> **Task instructions**
Retype each entry below, keeping every character the same.

> **Information supplied**

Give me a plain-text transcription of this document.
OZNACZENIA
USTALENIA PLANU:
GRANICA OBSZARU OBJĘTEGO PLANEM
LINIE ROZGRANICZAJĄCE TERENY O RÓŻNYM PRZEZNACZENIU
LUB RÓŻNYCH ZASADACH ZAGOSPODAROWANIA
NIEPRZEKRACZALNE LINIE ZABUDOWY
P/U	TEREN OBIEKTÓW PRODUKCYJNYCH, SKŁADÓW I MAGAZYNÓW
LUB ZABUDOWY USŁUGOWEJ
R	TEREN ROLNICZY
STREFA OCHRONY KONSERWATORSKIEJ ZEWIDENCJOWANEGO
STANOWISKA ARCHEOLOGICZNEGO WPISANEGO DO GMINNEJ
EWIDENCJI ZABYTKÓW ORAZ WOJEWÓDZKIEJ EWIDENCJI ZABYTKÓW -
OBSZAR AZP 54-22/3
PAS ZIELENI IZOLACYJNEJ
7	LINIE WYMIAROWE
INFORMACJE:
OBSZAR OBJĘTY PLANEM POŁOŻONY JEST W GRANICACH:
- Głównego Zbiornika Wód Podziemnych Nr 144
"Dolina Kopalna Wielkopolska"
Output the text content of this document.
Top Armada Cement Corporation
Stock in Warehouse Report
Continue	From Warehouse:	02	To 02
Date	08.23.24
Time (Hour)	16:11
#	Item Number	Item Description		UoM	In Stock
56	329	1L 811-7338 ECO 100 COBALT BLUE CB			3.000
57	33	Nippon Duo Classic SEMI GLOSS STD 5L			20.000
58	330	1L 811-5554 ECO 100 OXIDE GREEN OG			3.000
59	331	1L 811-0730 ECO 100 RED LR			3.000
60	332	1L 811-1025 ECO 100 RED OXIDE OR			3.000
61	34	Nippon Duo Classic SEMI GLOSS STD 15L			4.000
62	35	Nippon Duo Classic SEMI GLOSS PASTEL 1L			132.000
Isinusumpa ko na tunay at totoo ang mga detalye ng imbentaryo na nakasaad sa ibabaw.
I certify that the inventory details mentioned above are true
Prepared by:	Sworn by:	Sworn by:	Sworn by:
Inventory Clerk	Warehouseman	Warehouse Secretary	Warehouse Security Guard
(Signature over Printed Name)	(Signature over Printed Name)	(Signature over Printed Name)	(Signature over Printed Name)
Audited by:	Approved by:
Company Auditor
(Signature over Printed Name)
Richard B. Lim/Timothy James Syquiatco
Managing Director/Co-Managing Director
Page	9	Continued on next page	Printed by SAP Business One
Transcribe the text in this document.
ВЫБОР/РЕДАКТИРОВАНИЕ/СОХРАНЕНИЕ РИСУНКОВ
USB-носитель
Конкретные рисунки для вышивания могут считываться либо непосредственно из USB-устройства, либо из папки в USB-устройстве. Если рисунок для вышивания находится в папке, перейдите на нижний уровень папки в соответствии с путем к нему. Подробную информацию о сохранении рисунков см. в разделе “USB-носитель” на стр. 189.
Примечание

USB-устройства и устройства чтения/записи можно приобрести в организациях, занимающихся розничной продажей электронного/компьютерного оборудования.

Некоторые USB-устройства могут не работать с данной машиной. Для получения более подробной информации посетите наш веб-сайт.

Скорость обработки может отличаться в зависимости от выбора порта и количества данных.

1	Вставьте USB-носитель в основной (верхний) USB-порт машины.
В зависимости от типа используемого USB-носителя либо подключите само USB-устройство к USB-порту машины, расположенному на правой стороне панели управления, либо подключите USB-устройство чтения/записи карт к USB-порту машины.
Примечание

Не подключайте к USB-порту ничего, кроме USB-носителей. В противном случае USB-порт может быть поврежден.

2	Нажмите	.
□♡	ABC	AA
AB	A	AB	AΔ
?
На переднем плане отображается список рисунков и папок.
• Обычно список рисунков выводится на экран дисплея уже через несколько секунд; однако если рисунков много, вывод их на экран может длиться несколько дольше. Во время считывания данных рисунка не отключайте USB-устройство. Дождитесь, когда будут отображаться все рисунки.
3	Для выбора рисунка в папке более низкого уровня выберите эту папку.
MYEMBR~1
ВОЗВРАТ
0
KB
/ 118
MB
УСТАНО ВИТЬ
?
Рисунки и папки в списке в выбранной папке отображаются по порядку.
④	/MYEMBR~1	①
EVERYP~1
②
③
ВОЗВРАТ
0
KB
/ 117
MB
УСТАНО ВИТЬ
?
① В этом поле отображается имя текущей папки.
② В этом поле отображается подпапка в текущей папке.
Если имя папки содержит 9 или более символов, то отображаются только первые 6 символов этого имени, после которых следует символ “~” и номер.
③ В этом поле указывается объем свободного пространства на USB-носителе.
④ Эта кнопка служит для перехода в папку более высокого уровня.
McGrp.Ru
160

> **Problem solution**
Give me a plain-text transcription of this document.
OZNACZENIA
USTALENIA PLANU:
GRANICA OBSZARU OBJĘTEGO PLANEM
LINIE ROZGRANICZAJĄCE TERENY O RÓŻNYM PRZEZNACZENIU
LUB RÓŻNYCH ZASADACH ZAGOSPODAROWANIA
NIEPRZEKRACZALNE LINIE ZABUDOWY
P/U	TEREN OBIEKTÓW PRODUKCYJNYCH, SKŁADÓW I MAGAZYNÓW
LUB ZABUDOWY USŁUGOWEJ
R	TEREN ROLNICZY
STREFA OCHRONY KONSERWATORSKIEJ ZEWIDENCJOWANEGO
STANOWISKA ARCHEOLOGICZNEGO WPISANEGO DO GMINNEJ
EWIDENCJI ZABYTKÓW ORAZ WOJEWÓDZKIEJ EWIDENCJI ZABYTKÓW -
OBSZAR AZP 54-22/3
PAS ZIELENI IZOLACYJNEJ
7	LINIE WYMIAROWE
INFORMACJE:
OBSZAR OBJĘTY PLANEM POŁOŻONY JEST W GRANICACH:
- Głównego Zbiornika Wód Podziemnych Nr 144
"Dolina Kopalna Wielkopolska"
Output the text content of this document.
Top Armada Cement Corporation
Stock in Warehouse Report
Continue	From Warehouse:	02	To 02
Date	08.23.24
Time (Hour)	16:11
#	Item Number	Item Description		UoM	In Stock
56	329	1L 811-7338 ECO 100 COBALT BLUE CB			3.000
57	33	Nippon Duo Classic SEMI GLOSS STD 5L			20.000
58	330	1L 811-5554 ECO 100 OXIDE GREEN OG			3.000
59	331	1L 811-0730 ECO 100 RED LR			3.000
60	332	1L 811-1025 ECO 100 RED OXIDE OR			3.000
61	34	Nippon Duo Classic SEMI GLOSS STD 15L			4.000
62	35	Nippon Duo Classic SEMI GLOSS PASTEL 1L			132.000
Isinusumpa ko na tunay at totoo ang mga detalye ng imbentaryo na nakasaad sa ibabaw.
I certify that the inventory details mentioned above are true
Prepared by:	Sworn by:	Sworn by:	Sworn by:
Inventory Clerk	Warehouseman	Warehouse Secretary	Warehouse Security Guard
(Signature over Printed Name)	(Signature over Printed Name)	(Signature over Printed Name)	(Signature over Printed Name)
Audited by:	Approved by:
Company Auditor
(Signature over Printed Name)
Richard B. Lim/Timothy James Syquiatco
Managing Director/Co-Managing Director
Page	9	Continued on next page	Printed by SAP Business One
Transcribe the text in this document.
ВЫБОР/РЕДАКТИРОВАНИЕ/СОХРАНЕНИЕ РИСУНКОВ
USB-носитель
Конкретные рисунки для вышивания могут считываться либо непосредственно из USB-устройства, либо из папки в USB-устройстве. Если рисунок для вышивания находится в папке, перейдите на нижний уровень папки в соответствии с путем к нему. Подробную информацию о сохранении рисунков см. в разделе “USB-носитель” на стр. 189.
Примечание

USB-устройства и устройства чтения/записи можно приобрести в организациях, занимающихся розничной продажей электронного/компьютерного оборудования.

Некоторые USB-устройства могут не работать с данной машиной. Для получения более подробной информации посетите наш веб-сайт.

Скорость обработки может отличаться в зависимости от выбора порта и количества данных.

1	Вставьте USB-носитель в основной (верхний) USB-порт машины.
В зависимости от типа используемого USB-носителя либо подключите само USB-устройство к USB-порту машины, расположенному на правой стороне панели управления, либо подключите USB-устройство чтения/записи карт к USB-порту машины.
Примечание

Не подключайте к USB-порту ничего, кроме USB-носителей. В противном случае USB-порт может быть поврежден.

2	Нажмите	.
□♡	ABC	AA
AB	A	AB	AΔ
?
На переднем плане отображается список рисунков и папок.
• Обычно список рисунков выводится на экран дисплея уже через несколько секунд; однако если рисунков много, вывод их на экран может длиться несколько дольше. Во время считывания данных рисунка не отключайте USB-устройство. Дождитесь, когда будут отображаться все рисунки.
3	Для выбора рисунка в папке более низкого уровня выберите эту папку.
MYEMBR~1
ВОЗВРАТ
0
KB
/ 118
MB
УСТАНО ВИТЬ
?
Рисунки и папки в списке в выбранной папке отображаются по порядку.
④	/MYEMBR~1	①
EVERYP~1
②
③
ВОЗВРАТ
0
KB
/ 117
MB
УСТАНО ВИТЬ
?
① В этом поле отображается имя текущей папки.
② В этом поле отображается подпапка в текущей папке.
Если имя папки содержит 9 или более символов, то отображаются только первые 6 символов этого имени, после которых следует символ “~” и номер.
③ В этом поле указывается объем свободного пространства на USB-носителе.
④ Эта кнопка служит для перехода в папку более высокого уровня.
McGrp.Ru
160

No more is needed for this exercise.